(Data entries)

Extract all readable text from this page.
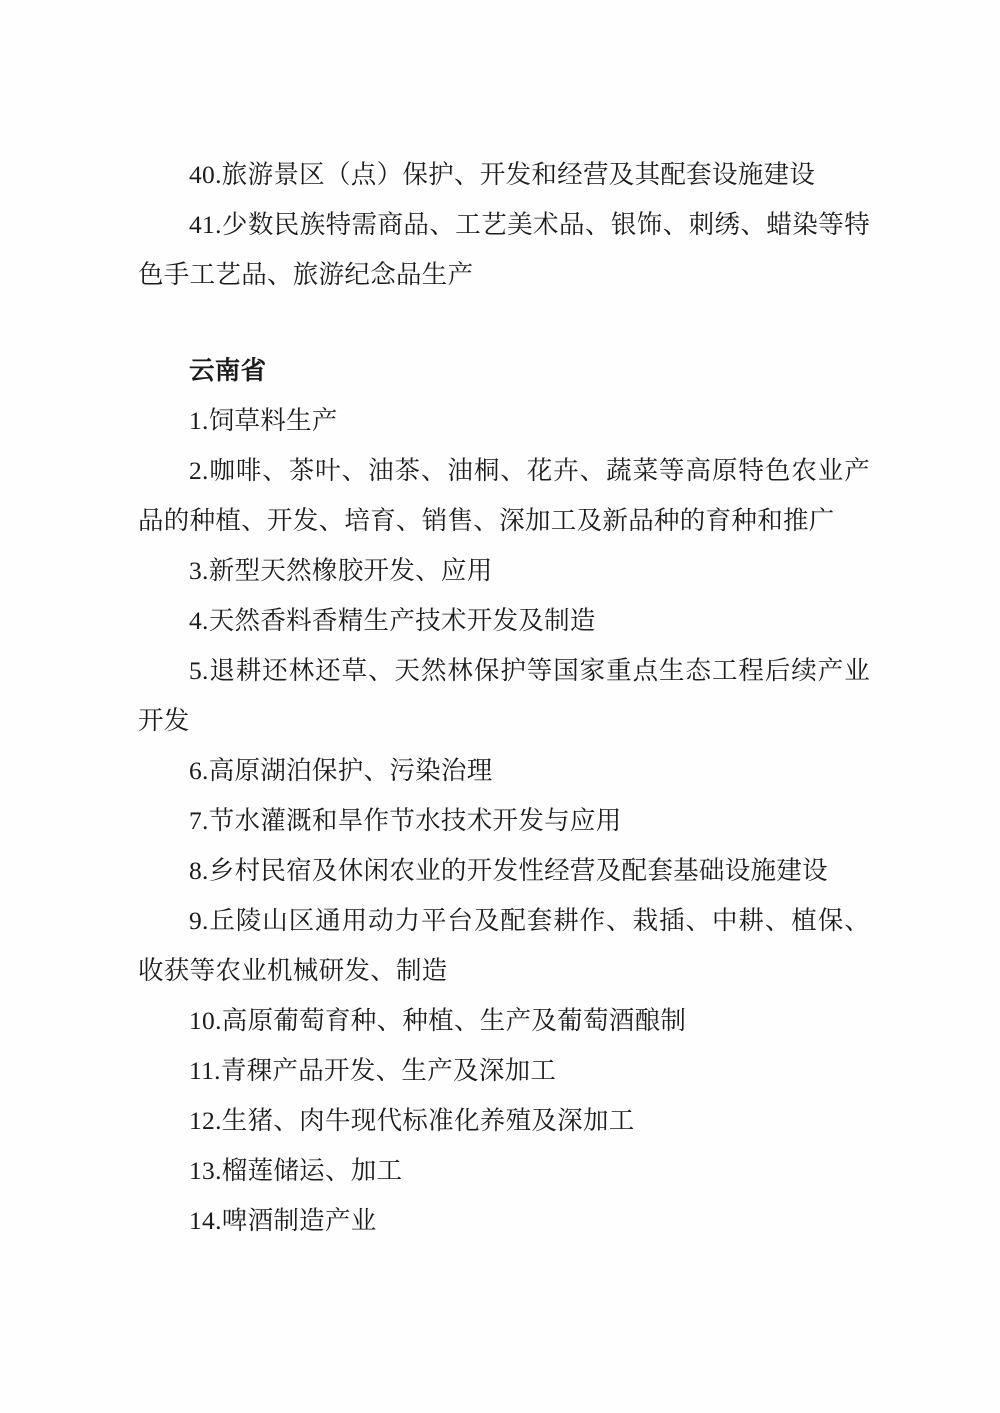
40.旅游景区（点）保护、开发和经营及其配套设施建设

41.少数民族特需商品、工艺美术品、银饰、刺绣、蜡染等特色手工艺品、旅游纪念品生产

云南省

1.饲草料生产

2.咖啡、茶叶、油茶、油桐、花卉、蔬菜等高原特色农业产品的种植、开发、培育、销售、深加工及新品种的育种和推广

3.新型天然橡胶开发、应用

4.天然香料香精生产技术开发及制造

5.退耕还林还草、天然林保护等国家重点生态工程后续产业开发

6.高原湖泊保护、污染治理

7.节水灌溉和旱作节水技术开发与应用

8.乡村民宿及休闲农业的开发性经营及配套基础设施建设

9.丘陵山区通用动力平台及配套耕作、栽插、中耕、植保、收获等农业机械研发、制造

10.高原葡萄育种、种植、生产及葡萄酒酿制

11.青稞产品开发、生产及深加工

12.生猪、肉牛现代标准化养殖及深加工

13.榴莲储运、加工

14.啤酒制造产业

* * *

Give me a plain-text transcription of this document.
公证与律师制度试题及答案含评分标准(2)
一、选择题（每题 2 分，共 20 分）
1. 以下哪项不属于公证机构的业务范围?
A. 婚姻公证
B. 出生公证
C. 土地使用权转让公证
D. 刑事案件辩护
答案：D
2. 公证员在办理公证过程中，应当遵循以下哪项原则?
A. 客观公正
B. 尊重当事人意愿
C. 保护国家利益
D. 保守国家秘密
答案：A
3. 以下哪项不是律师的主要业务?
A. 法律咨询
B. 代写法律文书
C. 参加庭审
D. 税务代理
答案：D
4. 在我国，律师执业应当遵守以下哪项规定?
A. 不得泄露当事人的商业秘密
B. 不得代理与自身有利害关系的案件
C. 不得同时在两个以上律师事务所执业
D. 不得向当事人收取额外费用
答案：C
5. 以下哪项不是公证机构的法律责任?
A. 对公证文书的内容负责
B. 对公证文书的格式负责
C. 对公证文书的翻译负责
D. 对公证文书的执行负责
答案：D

...

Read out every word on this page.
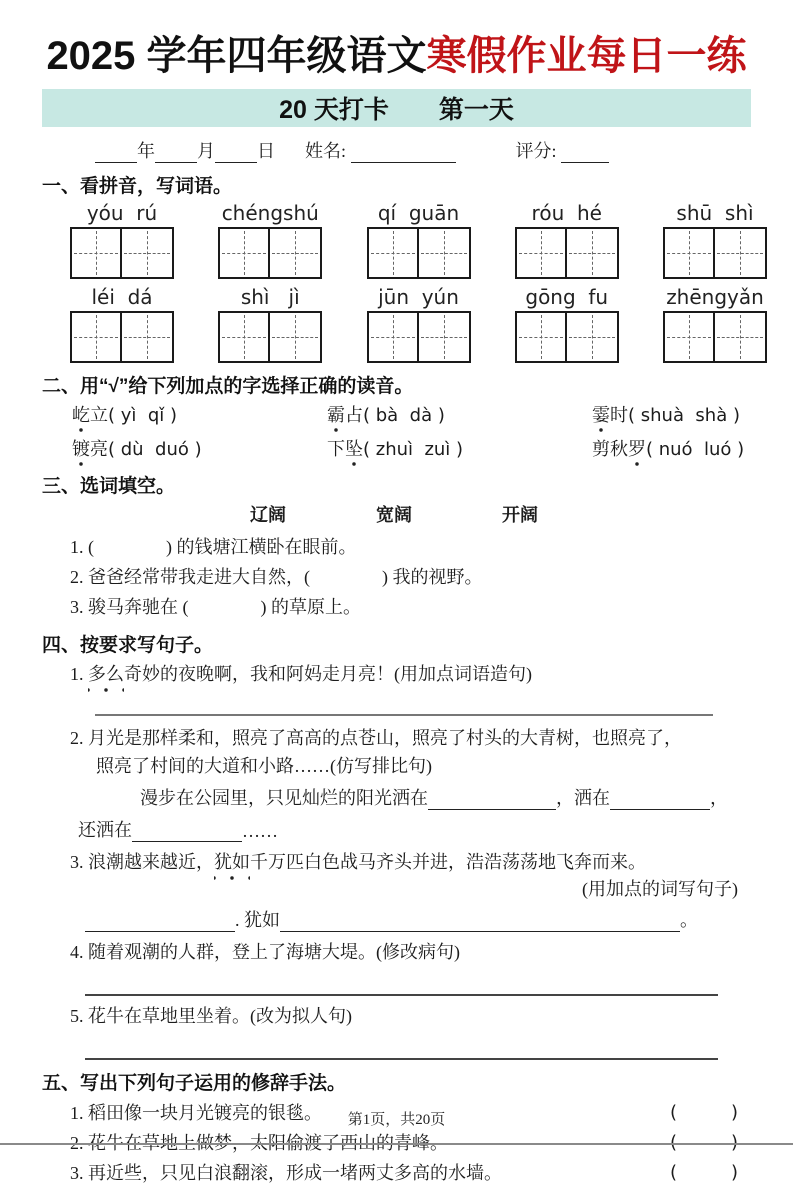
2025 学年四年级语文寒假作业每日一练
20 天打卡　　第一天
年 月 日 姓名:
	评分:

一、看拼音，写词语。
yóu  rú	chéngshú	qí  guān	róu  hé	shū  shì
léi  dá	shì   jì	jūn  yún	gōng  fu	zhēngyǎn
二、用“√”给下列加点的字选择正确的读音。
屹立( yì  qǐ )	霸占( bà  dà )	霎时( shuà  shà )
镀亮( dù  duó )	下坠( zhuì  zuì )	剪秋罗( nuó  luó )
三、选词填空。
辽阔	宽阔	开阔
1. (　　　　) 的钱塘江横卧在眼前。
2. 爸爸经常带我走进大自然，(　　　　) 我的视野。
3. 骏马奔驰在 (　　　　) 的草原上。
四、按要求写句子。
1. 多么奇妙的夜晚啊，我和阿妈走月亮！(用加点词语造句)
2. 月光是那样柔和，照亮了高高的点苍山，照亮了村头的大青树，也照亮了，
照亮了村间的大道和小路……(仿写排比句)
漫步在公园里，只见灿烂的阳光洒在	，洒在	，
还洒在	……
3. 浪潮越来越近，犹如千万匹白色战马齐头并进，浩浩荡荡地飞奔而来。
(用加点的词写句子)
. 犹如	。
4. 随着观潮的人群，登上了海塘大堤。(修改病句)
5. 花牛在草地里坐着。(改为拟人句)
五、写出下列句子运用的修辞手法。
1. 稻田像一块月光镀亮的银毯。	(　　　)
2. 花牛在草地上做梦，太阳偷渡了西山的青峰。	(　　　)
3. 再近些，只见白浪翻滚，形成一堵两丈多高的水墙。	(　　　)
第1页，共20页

(Task prompt) Go through the data and gather every line that holds "this".

(Completed exercise)
Extract all readable text from this page.
Give me a plain-text transcription of this document.
Read out every word on this page.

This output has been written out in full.